Take the line that has "OCR this image." in it and every line after it to the end of the entries, and reproduce them exactly.

(Excerpt from a dataset)
* start *

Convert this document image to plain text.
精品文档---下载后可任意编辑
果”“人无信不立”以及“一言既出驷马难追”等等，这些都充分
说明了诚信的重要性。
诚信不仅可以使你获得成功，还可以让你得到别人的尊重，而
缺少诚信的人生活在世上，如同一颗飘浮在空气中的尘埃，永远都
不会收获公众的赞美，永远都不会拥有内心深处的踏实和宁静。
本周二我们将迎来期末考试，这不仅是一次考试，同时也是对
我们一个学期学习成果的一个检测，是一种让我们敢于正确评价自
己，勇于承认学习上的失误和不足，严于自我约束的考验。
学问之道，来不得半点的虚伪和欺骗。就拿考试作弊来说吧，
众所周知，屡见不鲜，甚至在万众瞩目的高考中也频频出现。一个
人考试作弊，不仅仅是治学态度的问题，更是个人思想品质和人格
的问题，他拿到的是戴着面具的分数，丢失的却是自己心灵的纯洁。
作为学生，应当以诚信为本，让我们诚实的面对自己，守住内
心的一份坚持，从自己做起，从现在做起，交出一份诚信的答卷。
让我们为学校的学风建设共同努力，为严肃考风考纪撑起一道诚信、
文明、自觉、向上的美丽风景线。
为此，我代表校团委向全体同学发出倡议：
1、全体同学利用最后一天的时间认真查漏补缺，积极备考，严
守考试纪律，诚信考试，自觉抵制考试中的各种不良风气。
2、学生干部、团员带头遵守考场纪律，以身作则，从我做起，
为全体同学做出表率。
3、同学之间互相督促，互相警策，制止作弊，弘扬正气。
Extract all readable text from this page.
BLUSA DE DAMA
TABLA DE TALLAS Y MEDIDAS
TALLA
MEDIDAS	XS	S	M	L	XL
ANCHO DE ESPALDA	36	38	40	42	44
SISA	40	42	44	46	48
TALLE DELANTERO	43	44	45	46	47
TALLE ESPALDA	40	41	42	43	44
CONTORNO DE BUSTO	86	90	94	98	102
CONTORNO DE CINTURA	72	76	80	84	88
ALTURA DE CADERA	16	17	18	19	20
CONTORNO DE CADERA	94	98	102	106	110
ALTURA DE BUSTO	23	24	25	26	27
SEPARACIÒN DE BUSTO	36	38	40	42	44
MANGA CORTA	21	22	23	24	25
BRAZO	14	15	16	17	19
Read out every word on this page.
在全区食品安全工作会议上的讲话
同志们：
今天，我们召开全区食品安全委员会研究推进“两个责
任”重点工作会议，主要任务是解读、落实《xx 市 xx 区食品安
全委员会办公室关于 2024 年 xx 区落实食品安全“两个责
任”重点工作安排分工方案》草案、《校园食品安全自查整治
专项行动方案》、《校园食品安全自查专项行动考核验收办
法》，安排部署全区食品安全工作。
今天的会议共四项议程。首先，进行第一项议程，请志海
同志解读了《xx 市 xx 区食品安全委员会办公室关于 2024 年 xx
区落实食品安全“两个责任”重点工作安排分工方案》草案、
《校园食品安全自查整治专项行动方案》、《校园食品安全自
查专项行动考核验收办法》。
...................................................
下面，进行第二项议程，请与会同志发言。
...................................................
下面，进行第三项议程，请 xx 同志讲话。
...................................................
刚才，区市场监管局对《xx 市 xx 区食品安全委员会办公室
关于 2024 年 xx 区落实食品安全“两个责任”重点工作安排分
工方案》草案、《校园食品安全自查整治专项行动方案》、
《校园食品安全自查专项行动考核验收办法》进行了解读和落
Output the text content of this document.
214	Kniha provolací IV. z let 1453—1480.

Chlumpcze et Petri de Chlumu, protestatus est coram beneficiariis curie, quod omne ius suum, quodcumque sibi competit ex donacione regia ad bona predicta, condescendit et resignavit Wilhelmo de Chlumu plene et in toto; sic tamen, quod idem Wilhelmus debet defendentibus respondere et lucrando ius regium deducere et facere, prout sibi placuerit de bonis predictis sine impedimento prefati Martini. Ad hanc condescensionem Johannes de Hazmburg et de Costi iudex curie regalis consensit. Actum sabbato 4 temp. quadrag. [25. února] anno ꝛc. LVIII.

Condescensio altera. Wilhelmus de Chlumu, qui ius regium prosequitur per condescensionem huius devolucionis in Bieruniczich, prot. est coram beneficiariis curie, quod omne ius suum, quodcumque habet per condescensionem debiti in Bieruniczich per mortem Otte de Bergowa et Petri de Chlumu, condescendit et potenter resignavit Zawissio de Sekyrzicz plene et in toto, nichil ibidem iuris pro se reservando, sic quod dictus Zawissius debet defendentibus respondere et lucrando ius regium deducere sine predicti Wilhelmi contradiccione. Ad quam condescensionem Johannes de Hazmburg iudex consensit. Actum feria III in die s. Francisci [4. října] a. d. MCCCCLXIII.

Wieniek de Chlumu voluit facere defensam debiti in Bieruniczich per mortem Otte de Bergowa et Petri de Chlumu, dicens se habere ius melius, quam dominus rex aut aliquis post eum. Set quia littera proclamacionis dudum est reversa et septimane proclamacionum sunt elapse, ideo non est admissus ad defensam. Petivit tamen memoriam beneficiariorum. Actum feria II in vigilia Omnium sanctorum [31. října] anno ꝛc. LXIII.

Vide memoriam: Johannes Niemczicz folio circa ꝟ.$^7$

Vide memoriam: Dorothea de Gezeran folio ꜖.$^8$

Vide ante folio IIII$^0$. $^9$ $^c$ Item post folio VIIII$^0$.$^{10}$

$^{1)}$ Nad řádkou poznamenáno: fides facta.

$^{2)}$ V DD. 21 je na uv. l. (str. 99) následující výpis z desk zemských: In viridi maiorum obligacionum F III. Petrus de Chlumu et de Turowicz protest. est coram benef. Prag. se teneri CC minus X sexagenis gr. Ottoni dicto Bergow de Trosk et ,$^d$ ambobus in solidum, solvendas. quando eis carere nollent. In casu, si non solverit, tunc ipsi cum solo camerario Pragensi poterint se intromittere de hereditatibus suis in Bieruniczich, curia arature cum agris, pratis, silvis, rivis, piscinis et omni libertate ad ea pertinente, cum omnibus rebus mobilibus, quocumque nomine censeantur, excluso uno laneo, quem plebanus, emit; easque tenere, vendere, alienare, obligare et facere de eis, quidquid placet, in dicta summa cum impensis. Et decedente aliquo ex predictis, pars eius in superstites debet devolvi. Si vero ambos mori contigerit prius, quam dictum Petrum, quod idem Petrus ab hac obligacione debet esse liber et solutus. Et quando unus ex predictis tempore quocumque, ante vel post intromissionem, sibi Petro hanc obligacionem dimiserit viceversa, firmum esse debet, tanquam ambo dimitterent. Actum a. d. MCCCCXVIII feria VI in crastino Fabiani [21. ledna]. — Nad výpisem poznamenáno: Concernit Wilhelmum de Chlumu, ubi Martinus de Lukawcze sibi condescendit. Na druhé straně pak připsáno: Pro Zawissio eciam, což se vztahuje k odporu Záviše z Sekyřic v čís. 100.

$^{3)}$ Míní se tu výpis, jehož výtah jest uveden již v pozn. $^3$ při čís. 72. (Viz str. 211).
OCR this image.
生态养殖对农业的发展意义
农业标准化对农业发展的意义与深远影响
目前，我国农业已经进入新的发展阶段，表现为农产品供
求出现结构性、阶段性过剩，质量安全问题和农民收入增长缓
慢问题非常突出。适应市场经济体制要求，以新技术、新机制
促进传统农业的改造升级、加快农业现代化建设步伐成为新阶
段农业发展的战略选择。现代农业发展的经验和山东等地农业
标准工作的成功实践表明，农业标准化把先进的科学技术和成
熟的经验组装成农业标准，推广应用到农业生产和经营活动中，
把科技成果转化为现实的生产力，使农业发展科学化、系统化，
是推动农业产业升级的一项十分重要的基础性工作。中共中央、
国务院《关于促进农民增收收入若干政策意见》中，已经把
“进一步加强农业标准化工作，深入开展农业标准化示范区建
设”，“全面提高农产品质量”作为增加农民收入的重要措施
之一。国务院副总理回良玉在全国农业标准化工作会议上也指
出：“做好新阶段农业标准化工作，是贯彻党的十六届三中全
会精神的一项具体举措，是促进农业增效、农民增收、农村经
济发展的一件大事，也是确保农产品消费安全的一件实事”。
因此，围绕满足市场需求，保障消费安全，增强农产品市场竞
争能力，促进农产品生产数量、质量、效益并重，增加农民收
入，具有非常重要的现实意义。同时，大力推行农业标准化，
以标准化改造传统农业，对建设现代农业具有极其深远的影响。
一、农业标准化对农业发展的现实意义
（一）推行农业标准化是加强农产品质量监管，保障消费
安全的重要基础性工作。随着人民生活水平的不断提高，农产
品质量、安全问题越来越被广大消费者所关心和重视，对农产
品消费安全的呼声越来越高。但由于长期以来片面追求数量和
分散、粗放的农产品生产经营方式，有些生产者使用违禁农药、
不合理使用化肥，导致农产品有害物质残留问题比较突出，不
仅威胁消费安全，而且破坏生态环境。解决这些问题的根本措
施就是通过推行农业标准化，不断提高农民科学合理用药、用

* end *

**Exercise solution**
OCR this image.
生态养殖对农业的发展意义
农业标准化对农业发展的意义与深远影响
目前，我国农业已经进入新的发展阶段，表现为农产品供
求出现结构性、阶段性过剩，质量安全问题和农民收入增长缓
慢问题非常突出。适应市场经济体制要求，以新技术、新机制
促进传统农业的改造升级、加快农业现代化建设步伐成为新阶
段农业发展的战略选择。现代农业发展的经验和山东等地农业
标准工作的成功实践表明，农业标准化把先进的科学技术和成
熟的经验组装成农业标准，推广应用到农业生产和经营活动中，
把科技成果转化为现实的生产力，使农业发展科学化、系统化，
是推动农业产业升级的一项十分重要的基础性工作。中共中央、
国务院《关于促进农民增收收入若干政策意见》中，已经把
“进一步加强农业标准化工作，深入开展农业标准化示范区建
设”，“全面提高农产品质量”作为增加农民收入的重要措施
之一。国务院副总理回良玉在全国农业标准化工作会议上也指
出：“做好新阶段农业标准化工作，是贯彻党的十六届三中全
会精神的一项具体举措，是促进农业增效、农民增收、农村经
济发展的一件大事，也是确保农产品消费安全的一件实事”。
因此，围绕满足市场需求，保障消费安全，增强农产品市场竞
争能力，促进农产品生产数量、质量、效益并重，增加农民收
入，具有非常重要的现实意义。同时，大力推行农业标准化，
以标准化改造传统农业，对建设现代农业具有极其深远的影响。
一、农业标准化对农业发展的现实意义
（一）推行农业标准化是加强农产品质量监管，保障消费
安全的重要基础性工作。随着人民生活水平的不断提高，农产
品质量、安全问题越来越被广大消费者所关心和重视，对农产
品消费安全的呼声越来越高。但由于长期以来片面追求数量和
分散、粗放的农产品生产经营方式，有些生产者使用违禁农药、
不合理使用化肥，导致农产品有害物质残留问题比较突出，不
仅威胁消费安全，而且破坏生态环境。解决这些问题的根本措
施就是通过推行农业标准化，不断提高农民科学合理用药、用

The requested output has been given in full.